Short task:
From the entries below, please gather each line containing the string "Kann".

======== Data section

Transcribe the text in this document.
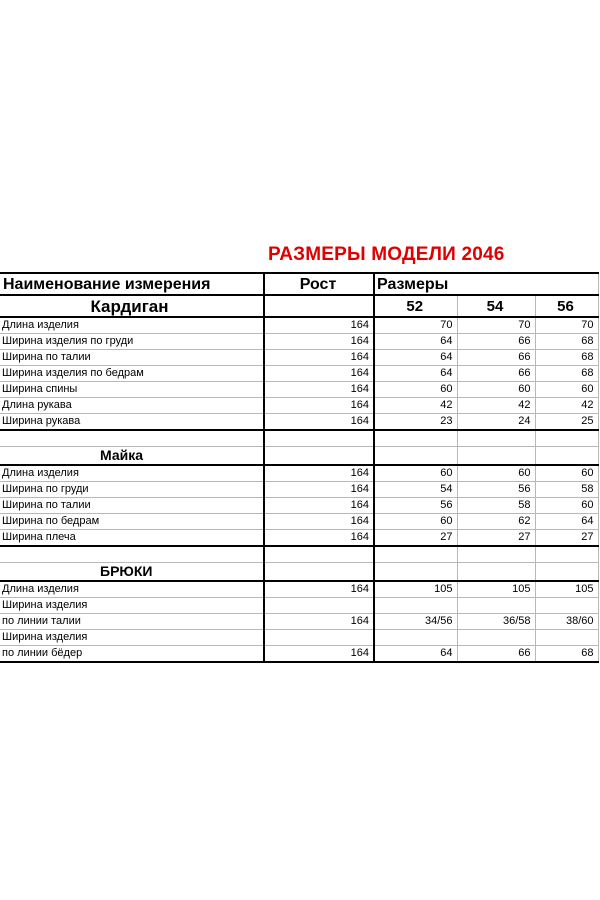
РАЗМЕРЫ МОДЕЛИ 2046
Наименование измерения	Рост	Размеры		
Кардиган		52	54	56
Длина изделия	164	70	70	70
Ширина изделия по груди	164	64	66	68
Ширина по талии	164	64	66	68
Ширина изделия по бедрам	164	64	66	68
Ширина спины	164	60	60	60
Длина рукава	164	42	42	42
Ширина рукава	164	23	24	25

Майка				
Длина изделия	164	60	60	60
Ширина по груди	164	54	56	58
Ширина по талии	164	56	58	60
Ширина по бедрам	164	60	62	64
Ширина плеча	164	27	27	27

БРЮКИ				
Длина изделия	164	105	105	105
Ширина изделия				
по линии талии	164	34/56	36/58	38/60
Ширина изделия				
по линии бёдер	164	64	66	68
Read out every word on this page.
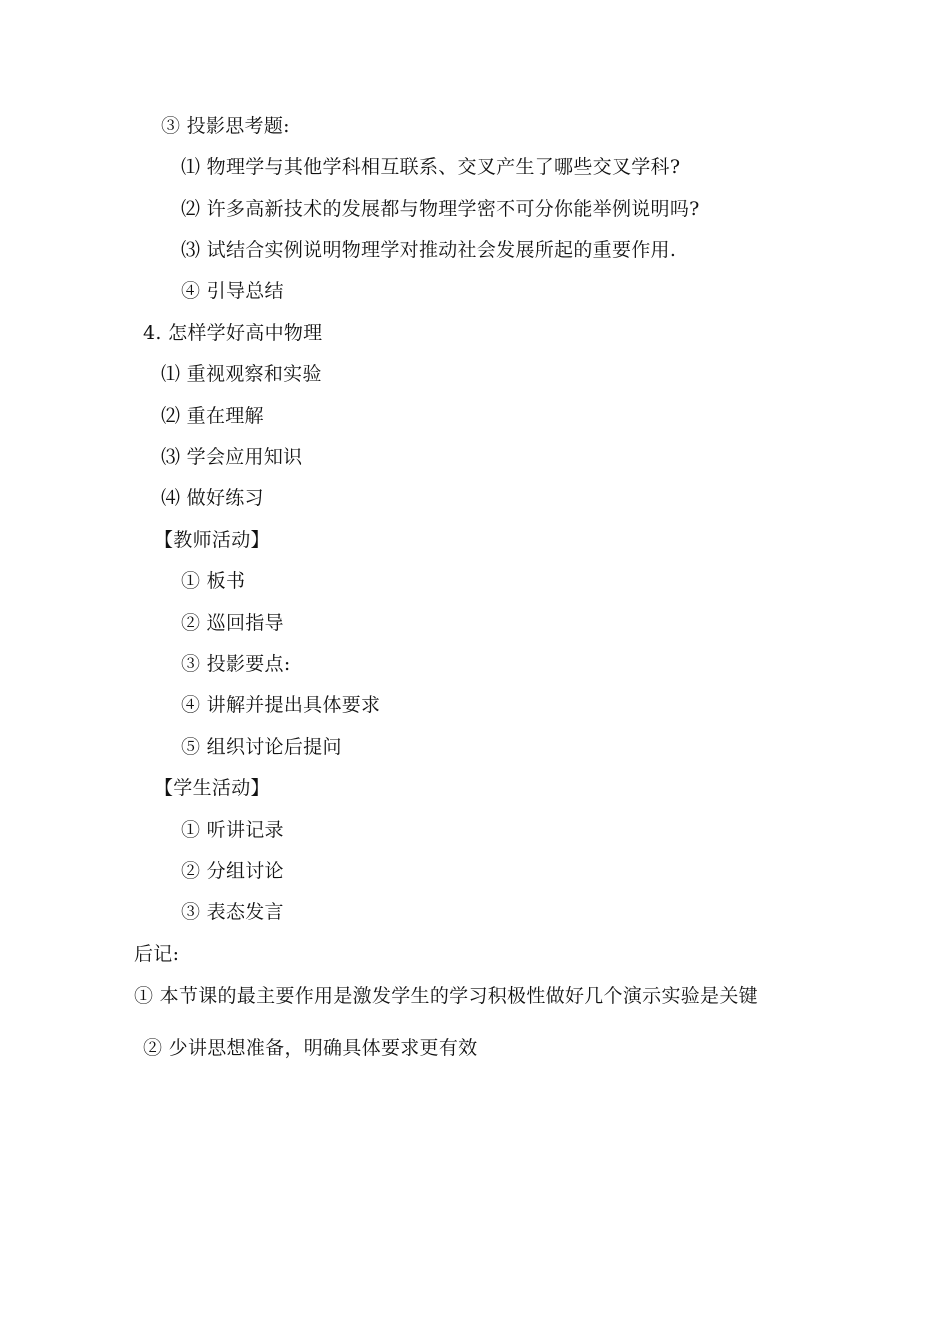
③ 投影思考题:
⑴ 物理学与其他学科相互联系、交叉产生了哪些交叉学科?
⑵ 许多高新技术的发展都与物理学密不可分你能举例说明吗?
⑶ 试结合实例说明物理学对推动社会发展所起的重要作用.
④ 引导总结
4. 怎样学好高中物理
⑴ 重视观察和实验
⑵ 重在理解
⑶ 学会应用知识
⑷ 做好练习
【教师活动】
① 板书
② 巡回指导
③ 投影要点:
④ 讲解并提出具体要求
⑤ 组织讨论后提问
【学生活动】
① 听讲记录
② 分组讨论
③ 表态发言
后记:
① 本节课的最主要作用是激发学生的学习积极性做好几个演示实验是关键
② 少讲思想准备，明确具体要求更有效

================
======== Data section

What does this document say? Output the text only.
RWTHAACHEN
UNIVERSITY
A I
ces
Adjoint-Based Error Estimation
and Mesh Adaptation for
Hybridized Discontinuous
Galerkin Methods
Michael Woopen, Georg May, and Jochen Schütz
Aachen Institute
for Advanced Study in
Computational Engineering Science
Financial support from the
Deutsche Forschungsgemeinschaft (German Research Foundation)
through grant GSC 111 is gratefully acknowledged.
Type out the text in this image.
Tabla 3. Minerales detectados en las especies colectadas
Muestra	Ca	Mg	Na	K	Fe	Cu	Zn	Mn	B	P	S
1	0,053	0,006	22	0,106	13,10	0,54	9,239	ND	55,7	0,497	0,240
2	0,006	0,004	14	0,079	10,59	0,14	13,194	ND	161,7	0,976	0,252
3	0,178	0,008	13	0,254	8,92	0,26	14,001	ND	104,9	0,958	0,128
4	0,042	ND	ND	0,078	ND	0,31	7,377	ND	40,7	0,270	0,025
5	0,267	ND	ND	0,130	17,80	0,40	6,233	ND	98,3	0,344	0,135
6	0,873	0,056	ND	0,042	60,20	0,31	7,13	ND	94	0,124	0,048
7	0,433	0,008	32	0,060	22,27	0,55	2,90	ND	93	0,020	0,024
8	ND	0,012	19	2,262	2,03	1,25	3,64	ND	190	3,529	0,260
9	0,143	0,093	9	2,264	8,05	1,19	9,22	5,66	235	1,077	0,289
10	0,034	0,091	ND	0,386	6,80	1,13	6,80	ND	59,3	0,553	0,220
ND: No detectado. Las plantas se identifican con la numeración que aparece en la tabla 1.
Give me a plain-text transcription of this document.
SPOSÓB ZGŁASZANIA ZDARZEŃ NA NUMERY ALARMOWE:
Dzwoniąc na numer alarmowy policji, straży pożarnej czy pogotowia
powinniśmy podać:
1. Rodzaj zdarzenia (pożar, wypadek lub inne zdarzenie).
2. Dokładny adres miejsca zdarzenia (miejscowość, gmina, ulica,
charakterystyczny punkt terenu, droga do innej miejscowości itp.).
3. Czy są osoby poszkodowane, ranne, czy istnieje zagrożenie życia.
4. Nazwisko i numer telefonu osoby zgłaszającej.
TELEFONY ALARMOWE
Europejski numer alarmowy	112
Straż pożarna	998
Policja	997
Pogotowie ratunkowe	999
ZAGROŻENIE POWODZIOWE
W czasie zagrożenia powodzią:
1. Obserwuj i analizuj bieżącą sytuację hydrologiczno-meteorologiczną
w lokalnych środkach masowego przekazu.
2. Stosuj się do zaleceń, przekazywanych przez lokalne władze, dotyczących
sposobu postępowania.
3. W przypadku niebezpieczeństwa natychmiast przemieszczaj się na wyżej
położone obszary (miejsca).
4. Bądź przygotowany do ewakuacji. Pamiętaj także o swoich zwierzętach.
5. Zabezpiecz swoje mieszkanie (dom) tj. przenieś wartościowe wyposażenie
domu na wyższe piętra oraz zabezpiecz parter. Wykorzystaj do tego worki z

================
======== Data section

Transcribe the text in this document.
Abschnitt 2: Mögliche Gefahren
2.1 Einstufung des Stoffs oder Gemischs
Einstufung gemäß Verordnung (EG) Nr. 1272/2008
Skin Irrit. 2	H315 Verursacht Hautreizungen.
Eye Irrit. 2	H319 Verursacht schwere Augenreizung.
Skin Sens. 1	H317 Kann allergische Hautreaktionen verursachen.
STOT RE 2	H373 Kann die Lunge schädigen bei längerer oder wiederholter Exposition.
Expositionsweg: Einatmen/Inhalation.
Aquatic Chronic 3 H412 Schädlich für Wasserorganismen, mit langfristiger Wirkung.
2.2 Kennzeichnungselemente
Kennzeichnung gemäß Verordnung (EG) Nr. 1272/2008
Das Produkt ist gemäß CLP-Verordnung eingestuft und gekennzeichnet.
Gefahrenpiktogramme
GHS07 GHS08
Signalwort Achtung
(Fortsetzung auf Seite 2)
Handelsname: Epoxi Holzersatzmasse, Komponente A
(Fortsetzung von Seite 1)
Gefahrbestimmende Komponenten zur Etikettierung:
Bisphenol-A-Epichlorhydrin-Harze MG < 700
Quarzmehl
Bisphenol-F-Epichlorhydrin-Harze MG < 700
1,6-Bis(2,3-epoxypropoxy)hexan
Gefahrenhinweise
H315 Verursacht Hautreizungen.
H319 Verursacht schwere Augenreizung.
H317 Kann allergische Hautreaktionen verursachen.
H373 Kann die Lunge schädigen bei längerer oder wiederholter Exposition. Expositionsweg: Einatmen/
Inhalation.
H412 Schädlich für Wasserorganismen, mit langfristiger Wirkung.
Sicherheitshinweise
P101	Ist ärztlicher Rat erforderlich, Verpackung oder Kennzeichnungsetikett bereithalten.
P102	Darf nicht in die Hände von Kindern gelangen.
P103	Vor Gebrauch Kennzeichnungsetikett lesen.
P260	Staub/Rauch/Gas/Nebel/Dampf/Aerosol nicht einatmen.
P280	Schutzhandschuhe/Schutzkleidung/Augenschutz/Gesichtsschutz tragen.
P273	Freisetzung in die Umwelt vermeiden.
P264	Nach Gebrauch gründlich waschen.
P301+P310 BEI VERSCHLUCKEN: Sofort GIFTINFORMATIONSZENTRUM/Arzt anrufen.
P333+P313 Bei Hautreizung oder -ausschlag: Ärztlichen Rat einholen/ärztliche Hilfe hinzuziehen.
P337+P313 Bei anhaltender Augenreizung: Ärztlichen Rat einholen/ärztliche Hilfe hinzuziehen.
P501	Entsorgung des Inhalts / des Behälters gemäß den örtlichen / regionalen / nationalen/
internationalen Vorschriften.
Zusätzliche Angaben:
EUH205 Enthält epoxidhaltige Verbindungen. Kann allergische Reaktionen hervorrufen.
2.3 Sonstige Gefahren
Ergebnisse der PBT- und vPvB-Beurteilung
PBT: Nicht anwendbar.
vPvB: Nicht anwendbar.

================

Solved exercise:
Skin Sens. 1	H317 Kann allergische Hautreaktionen verursachen.
STOT RE 2	H373 Kann die Lunge schädigen bei längerer oder wiederholter Exposition.
H317 Kann allergische Hautreaktionen verursachen.
H373 Kann die Lunge schädigen bei längerer oder wiederholter Exposition. Expositionsweg: Einatmen/
EUH205 Enthält epoxidhaltige Verbindungen. Kann allergische Reaktionen hervorrufen.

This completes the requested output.